**Goal:** Each line of the listing must be transcribed exactly, except for the images, which should be excluded.

___ Information supplied

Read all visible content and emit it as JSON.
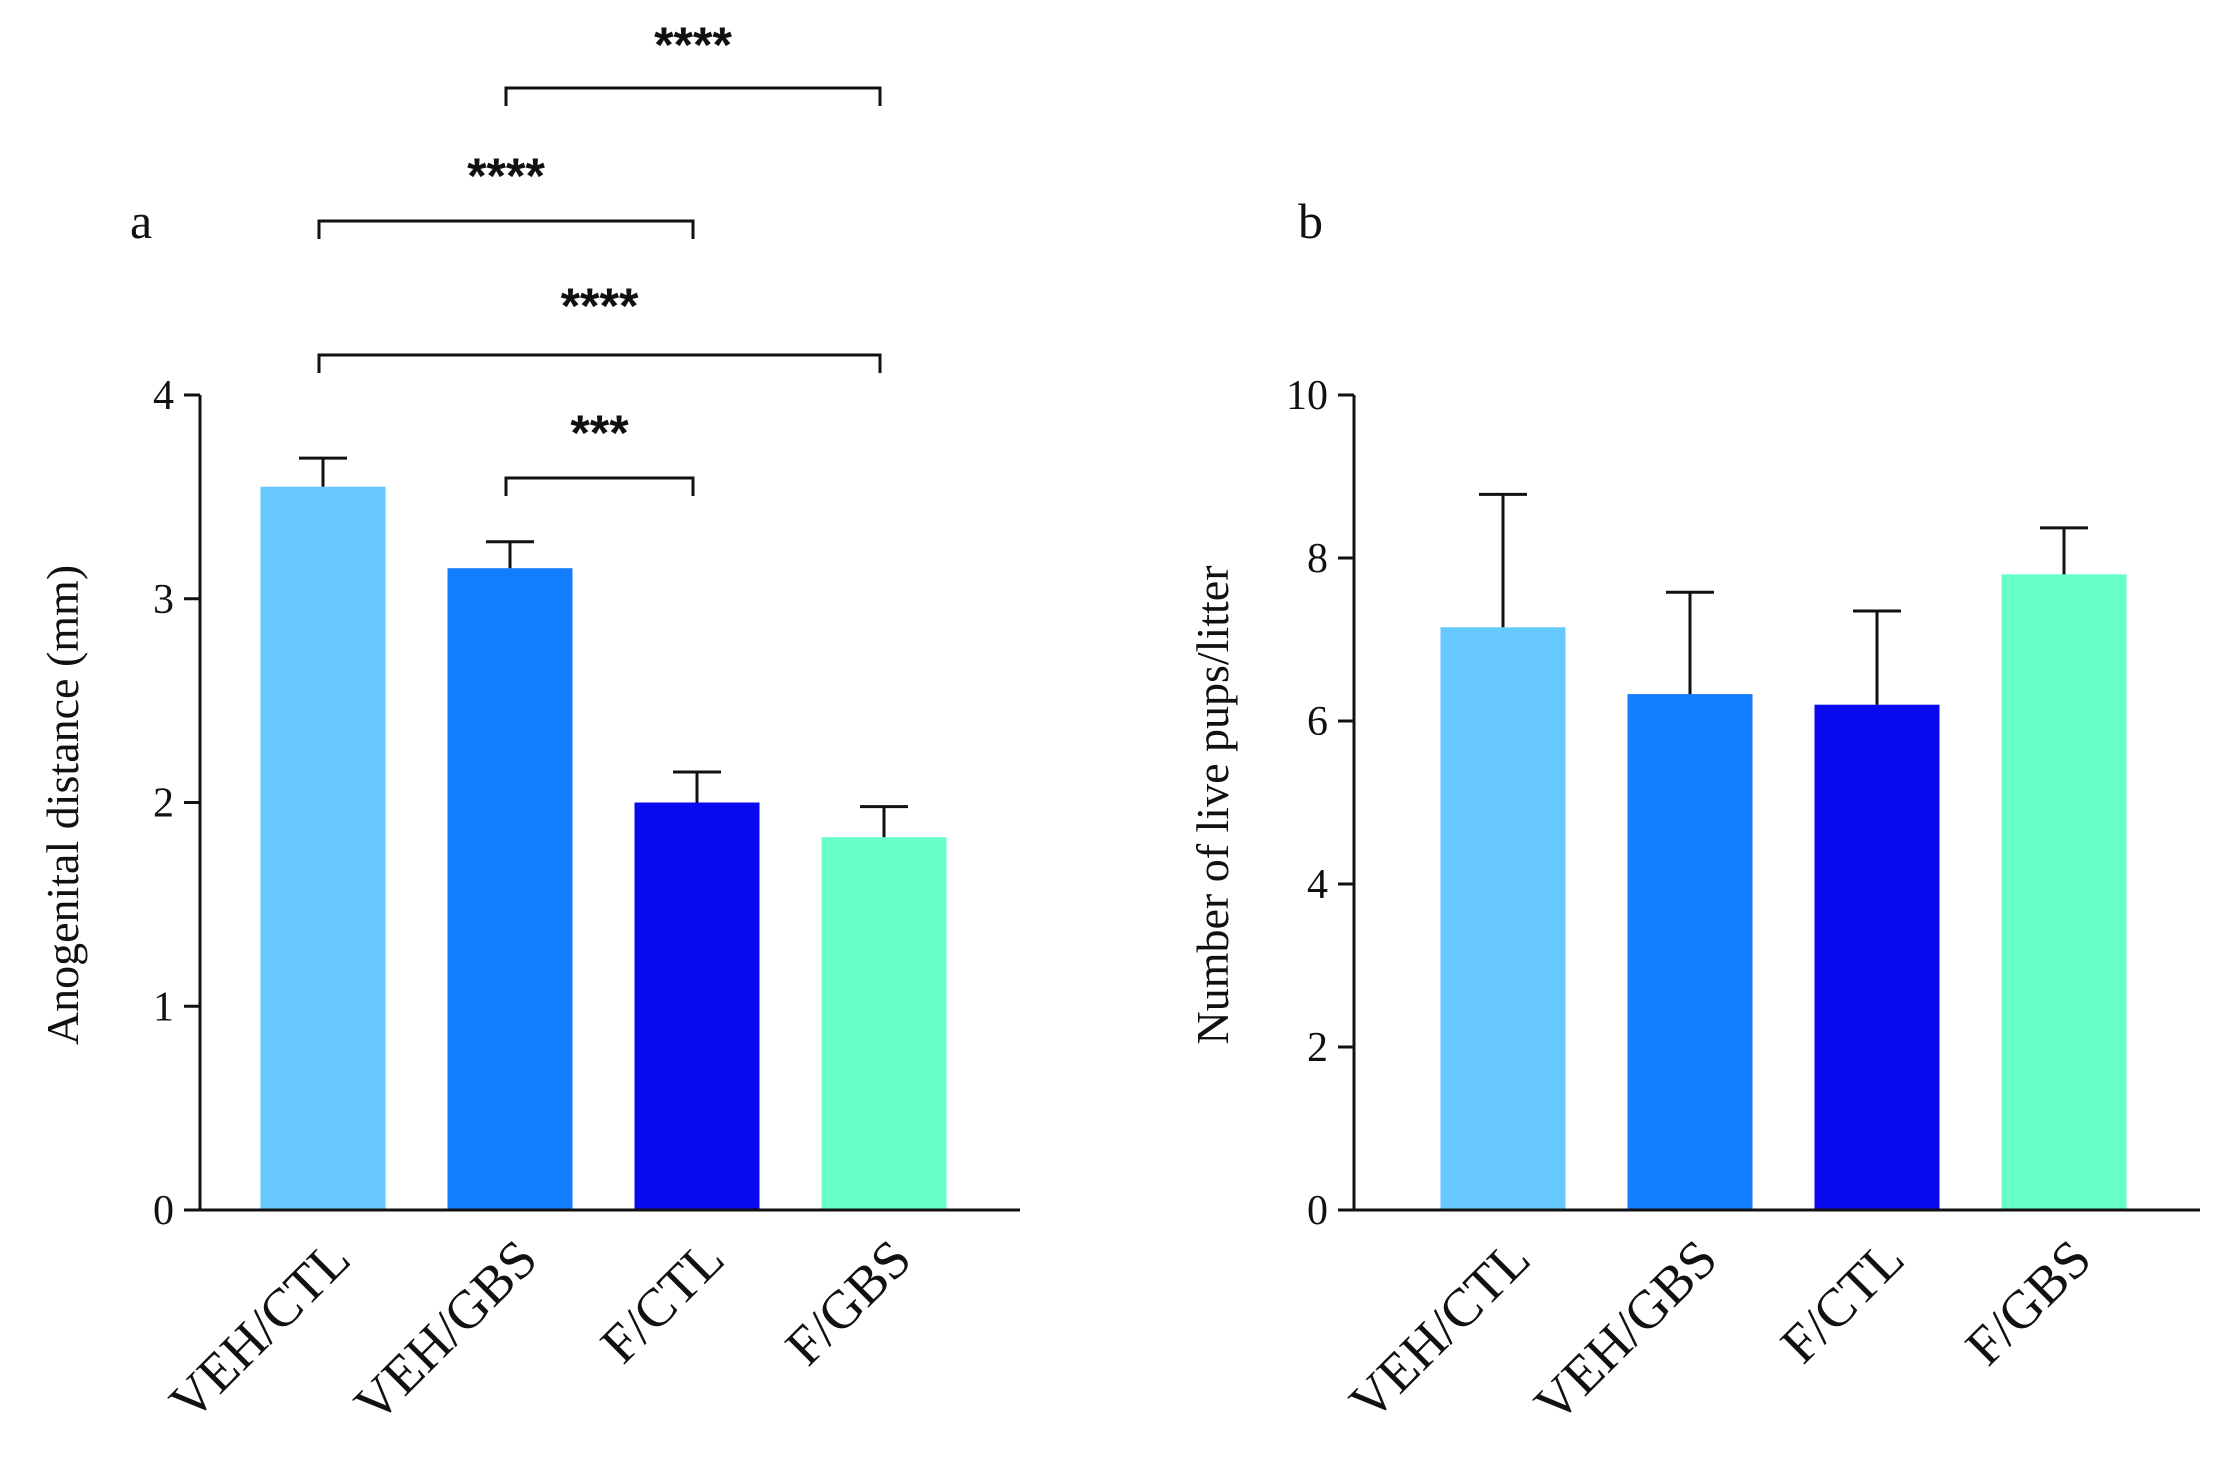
{
  "chart_data": [
    {
      "panel": "a",
      "type": "bar",
      "title": "",
      "xlabel": "",
      "ylabel": "Anogenital distance  (mm)",
      "ylim": [
        0,
        4
      ],
      "yticks": [
        "0",
        "1",
        "2",
        "3",
        "4"
      ],
      "categories": [
        "VEH/CTL",
        "VEH/GBS",
        "F/CTL",
        "F/GBS"
      ],
      "values": [
        3.55,
        3.15,
        2.0,
        1.83
      ],
      "errors": [
        0.14,
        0.13,
        0.15,
        0.15
      ],
      "colors": [
        "#66c8ff",
        "#137dff",
        "#0909f0",
        "#66ffc8"
      ],
      "significance": [
        {
          "from": 1,
          "to": 3,
          "label": "****"
        },
        {
          "from": 0,
          "to": 2,
          "label": "****"
        },
        {
          "from": 0,
          "to": 3,
          "label": "****"
        },
        {
          "from": 1,
          "to": 2,
          "label": "***"
        }
      ]
    },
    {
      "panel": "b",
      "type": "bar",
      "title": "",
      "xlabel": "",
      "ylabel": "Number of live pups/litter",
      "ylim": [
        0,
        10
      ],
      "yticks": [
        "0",
        "2",
        "4",
        "6",
        "8",
        "10"
      ],
      "categories": [
        "VEH/CTL",
        "VEH/GBS",
        "F/CTL",
        "F/GBS"
      ],
      "values": [
        7.15,
        6.33,
        6.2,
        7.8
      ],
      "errors": [
        1.63,
        1.25,
        1.15,
        0.57
      ],
      "colors": [
        "#66c8ff",
        "#137dff",
        "#0909f0",
        "#66ffc8"
      ],
      "significance": []
    }
  ]
}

______

**Written answer:**
Read all visible content and emit it as JSON.
{
  "chart_data": [
    {
      "panel": "a",
      "type": "bar",
      "title": "",
      "xlabel": "",
      "ylabel": "Anogenital distance  (mm)",
      "ylim": [
        0,
        4
      ],
      "yticks": [
        "0",
        "1",
        "2",
        "3",
        "4"
      ],
      "categories": [
        "VEH/CTL",
        "VEH/GBS",
        "F/CTL",
        "F/GBS"
      ],
      "values": [
        3.55,
        3.15,
        2.0,
        1.83
      ],
      "errors": [
        0.14,
        0.13,
        0.15,
        0.15
      ],
      "colors": [
        "#66c8ff",
        "#137dff",
        "#0909f0",
        "#66ffc8"
      ],
      "significance": [
        {
          "from": 1,
          "to": 3,
          "label": "****"
        },
        {
          "from": 0,
          "to": 2,
          "label": "****"
        },
        {
          "from": 0,
          "to": 3,
          "label": "****"
        },
        {
          "from": 1,
          "to": 2,
          "label": "***"
        }
      ]
    },
    {
      "panel": "b",
      "type": "bar",
      "title": "",
      "xlabel": "",
      "ylabel": "Number of live pups/litter",
      "ylim": [
        0,
        10
      ],
      "yticks": [
        "0",
        "2",
        "4",
        "6",
        "8",
        "10"
      ],
      "categories": [
        "VEH/CTL",
        "VEH/GBS",
        "F/CTL",
        "F/GBS"
      ],
      "values": [
        7.15,
        6.33,
        6.2,
        7.8
      ],
      "errors": [
        1.63,
        1.25,
        1.15,
        0.57
      ],
      "colors": [
        "#66c8ff",
        "#137dff",
        "#0909f0",
        "#66ffc8"
      ],
      "significance": []
    }
  ]
}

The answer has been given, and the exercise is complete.